*What the task asks*
Copy every line of the following data that includes the string "個人住民税".
=== Data lines ===
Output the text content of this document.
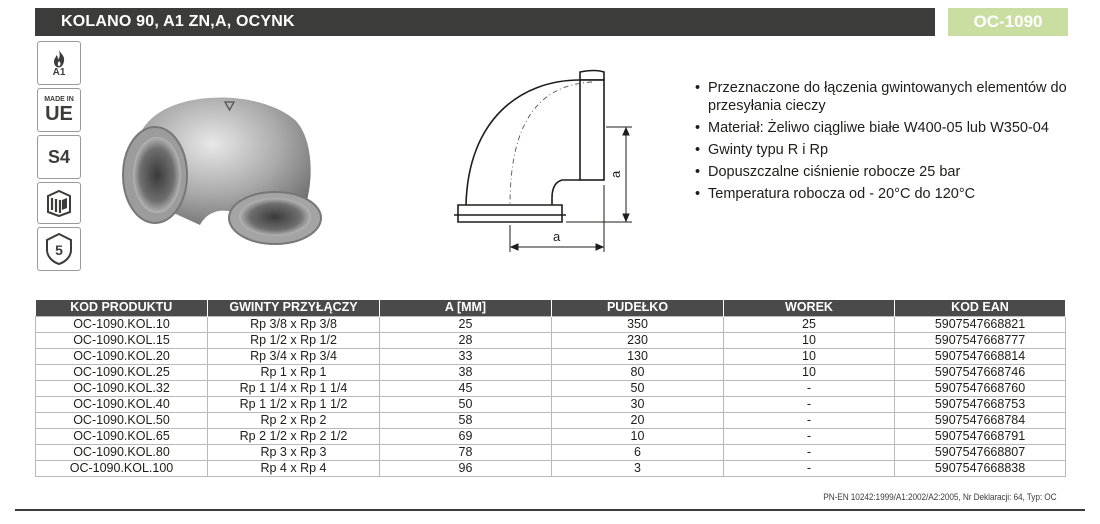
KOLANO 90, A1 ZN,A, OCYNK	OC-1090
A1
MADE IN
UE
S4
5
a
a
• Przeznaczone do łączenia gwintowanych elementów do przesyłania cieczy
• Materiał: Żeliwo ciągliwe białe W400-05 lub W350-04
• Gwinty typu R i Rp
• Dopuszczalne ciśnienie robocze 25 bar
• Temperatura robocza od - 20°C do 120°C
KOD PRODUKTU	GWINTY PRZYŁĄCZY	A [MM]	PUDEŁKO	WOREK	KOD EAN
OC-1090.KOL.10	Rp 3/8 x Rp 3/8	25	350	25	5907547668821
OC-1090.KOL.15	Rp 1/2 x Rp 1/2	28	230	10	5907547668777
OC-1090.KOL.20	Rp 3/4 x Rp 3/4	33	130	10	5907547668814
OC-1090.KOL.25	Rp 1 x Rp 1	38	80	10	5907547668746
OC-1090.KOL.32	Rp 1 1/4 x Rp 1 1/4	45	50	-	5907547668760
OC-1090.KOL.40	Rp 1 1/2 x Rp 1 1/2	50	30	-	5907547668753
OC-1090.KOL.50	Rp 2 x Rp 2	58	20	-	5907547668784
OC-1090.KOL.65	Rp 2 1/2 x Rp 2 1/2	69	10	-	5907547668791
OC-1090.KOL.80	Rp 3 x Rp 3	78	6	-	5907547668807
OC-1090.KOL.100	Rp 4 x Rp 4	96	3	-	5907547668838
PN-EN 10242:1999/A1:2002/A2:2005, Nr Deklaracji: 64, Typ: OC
===
=== Data lines ===
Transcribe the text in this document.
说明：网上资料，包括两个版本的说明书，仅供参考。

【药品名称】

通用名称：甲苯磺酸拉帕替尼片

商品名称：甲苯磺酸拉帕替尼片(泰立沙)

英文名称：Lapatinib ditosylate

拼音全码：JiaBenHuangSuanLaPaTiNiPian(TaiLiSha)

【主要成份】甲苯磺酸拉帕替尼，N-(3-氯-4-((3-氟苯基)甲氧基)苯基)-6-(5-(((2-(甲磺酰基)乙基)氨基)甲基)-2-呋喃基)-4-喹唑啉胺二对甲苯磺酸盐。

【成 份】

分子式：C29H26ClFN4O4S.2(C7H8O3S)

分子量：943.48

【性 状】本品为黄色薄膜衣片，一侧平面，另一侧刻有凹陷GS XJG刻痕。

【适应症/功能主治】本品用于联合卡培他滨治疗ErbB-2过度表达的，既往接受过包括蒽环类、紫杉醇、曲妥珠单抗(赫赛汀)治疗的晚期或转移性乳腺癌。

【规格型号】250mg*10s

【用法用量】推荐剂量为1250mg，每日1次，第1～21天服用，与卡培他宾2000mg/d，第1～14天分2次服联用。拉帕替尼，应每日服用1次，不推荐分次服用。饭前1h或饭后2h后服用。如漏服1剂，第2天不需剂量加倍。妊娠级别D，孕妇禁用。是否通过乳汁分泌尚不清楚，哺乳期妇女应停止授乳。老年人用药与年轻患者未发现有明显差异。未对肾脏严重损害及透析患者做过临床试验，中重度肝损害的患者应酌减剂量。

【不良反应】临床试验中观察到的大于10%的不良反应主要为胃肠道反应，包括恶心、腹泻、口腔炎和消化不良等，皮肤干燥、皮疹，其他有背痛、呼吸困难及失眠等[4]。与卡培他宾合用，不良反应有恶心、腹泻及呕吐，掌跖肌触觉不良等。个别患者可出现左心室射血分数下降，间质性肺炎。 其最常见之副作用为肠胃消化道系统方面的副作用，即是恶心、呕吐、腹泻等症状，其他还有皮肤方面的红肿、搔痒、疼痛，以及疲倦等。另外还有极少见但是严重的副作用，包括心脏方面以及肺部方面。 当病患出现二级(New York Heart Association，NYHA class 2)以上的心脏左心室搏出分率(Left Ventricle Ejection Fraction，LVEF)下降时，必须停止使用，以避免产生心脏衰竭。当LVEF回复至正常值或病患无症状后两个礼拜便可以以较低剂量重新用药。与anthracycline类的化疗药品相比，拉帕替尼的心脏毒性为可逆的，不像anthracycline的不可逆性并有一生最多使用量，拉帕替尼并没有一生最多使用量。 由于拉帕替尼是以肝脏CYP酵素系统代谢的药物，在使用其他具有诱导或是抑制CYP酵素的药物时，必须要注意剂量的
===
=== Data lines ===
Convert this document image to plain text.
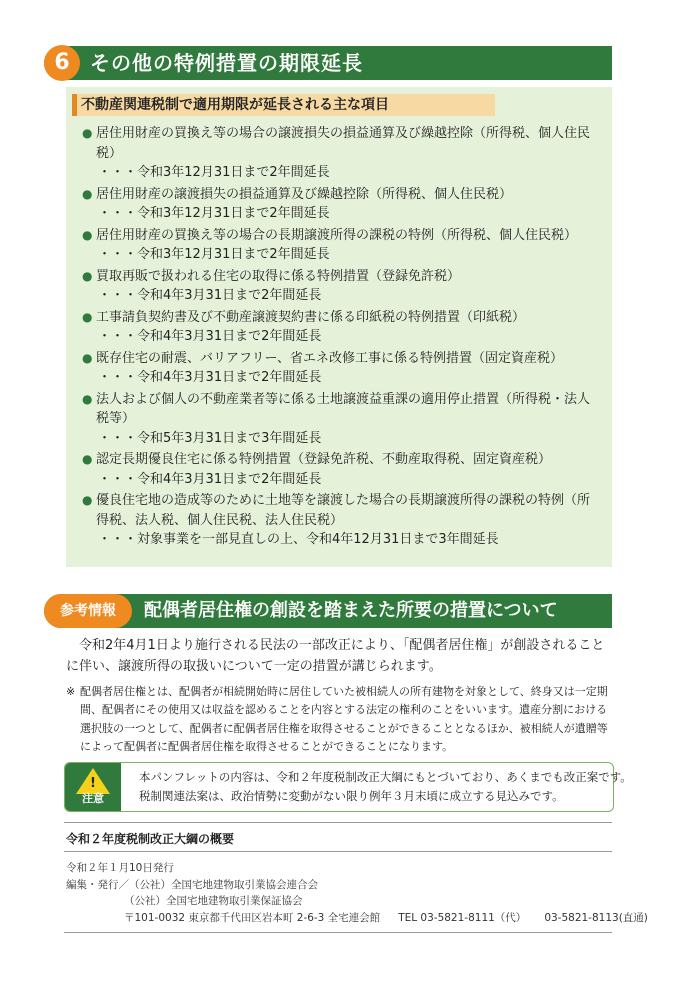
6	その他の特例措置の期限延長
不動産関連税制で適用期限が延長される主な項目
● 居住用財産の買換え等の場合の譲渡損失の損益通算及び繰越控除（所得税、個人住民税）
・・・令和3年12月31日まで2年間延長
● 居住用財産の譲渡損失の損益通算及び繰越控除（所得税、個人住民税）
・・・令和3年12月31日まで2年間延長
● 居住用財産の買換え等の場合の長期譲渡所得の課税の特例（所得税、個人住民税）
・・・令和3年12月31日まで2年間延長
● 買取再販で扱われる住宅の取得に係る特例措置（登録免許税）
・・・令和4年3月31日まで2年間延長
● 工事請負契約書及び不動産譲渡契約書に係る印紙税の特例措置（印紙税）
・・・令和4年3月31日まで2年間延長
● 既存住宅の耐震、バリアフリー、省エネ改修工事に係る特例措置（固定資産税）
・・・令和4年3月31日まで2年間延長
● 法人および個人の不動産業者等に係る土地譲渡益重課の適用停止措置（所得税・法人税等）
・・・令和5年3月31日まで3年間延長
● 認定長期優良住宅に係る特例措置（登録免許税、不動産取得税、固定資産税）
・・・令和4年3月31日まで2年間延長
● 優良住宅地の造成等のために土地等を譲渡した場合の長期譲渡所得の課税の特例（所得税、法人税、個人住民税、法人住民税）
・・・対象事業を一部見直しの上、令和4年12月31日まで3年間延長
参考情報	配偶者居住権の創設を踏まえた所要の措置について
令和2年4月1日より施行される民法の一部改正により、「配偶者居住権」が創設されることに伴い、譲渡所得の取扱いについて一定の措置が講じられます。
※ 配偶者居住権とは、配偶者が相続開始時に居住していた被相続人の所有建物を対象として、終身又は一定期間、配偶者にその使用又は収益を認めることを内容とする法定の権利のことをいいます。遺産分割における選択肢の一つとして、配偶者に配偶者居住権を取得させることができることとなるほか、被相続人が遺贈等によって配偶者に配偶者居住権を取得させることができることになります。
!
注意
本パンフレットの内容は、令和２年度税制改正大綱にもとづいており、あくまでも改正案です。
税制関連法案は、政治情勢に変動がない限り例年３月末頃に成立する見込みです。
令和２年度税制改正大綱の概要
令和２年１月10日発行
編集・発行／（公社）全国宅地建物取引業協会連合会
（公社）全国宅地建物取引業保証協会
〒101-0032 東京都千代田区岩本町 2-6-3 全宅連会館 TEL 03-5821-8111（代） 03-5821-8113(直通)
===
*Exercise response*
● 居住用財産の買換え等の場合の譲渡損失の損益通算及び繰越控除（所得税、個人住民税）
● 居住用財産の譲渡損失の損益通算及び繰越控除（所得税、個人住民税）
● 居住用財産の買換え等の場合の長期譲渡所得の課税の特例（所得税、個人住民税）
● 優良住宅地の造成等のために土地等を譲渡した場合の長期譲渡所得の課税の特例（所得税、法人税、個人住民税、法人住民税）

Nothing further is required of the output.